(Recorded data)
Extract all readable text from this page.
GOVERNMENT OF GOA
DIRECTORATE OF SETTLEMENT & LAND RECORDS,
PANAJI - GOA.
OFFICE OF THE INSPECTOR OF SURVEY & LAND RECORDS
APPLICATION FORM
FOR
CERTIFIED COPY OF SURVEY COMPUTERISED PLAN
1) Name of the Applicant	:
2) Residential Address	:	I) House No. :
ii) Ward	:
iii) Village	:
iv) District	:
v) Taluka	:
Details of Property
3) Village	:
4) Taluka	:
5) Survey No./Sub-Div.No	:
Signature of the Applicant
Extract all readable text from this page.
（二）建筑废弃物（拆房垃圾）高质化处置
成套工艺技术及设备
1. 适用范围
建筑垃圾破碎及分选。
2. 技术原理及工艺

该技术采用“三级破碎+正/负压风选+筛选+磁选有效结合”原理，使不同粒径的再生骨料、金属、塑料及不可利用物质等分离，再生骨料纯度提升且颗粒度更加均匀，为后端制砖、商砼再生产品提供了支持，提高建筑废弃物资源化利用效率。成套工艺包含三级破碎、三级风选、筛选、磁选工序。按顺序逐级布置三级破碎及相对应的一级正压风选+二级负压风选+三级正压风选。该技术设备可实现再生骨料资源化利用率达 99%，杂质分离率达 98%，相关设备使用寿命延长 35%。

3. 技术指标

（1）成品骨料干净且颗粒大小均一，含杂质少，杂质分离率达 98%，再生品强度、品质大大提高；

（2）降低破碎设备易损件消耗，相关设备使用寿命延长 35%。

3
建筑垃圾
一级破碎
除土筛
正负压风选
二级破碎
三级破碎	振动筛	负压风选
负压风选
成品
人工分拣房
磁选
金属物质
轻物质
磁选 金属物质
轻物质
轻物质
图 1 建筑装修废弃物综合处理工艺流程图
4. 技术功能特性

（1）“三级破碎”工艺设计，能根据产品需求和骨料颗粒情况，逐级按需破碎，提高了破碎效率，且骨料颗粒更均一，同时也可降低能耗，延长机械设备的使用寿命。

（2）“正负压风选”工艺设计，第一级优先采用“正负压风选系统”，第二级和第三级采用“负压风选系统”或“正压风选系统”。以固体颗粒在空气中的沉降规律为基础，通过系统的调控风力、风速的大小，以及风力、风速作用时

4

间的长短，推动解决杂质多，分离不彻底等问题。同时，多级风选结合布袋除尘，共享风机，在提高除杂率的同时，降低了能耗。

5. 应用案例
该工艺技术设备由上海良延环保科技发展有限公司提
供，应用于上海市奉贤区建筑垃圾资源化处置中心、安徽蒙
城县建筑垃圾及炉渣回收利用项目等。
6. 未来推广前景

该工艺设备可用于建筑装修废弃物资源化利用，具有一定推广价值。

• **Written instruction**
Keep only the lines that hold the string "Applicant", and copy them out.

• **Written answer**
1) Name of the Applicant	:
Signature of the Applicant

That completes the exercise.